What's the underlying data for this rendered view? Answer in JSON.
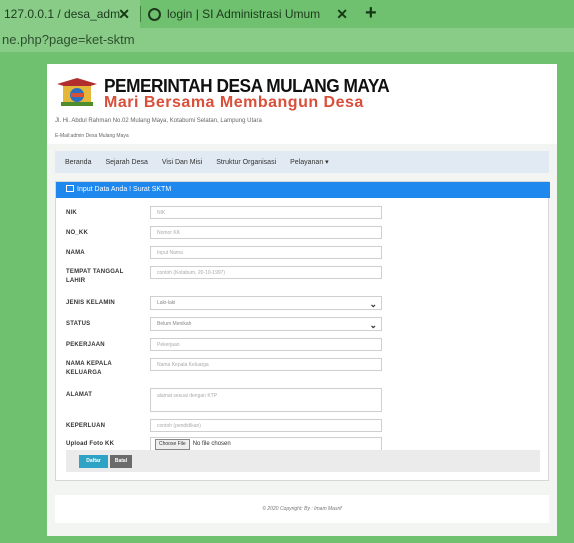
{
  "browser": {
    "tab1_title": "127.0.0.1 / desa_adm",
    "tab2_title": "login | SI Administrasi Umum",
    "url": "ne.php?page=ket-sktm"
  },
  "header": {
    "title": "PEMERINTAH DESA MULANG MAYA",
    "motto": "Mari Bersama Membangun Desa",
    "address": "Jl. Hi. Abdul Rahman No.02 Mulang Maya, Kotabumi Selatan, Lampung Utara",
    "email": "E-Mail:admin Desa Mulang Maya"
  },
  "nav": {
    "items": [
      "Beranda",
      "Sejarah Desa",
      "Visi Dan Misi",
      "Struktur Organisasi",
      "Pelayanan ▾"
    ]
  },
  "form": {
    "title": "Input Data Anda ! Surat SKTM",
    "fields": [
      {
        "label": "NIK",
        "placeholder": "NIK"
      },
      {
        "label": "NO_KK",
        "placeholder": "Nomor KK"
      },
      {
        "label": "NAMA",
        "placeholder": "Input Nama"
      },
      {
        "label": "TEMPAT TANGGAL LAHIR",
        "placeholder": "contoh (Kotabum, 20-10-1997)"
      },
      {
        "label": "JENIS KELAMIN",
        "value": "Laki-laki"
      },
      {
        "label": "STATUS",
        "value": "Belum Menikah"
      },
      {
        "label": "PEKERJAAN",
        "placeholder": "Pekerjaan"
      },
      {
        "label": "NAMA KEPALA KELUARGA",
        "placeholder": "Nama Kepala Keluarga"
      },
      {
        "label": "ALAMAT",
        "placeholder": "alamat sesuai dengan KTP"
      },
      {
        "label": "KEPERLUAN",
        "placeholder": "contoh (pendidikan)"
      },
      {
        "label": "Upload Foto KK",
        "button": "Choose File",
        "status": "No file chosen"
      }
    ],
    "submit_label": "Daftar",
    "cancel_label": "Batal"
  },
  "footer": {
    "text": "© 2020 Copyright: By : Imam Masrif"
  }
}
····················
• Stated exercise
In the entries above, count each line with "placeholder"; reply with the total only.

• Written solution
8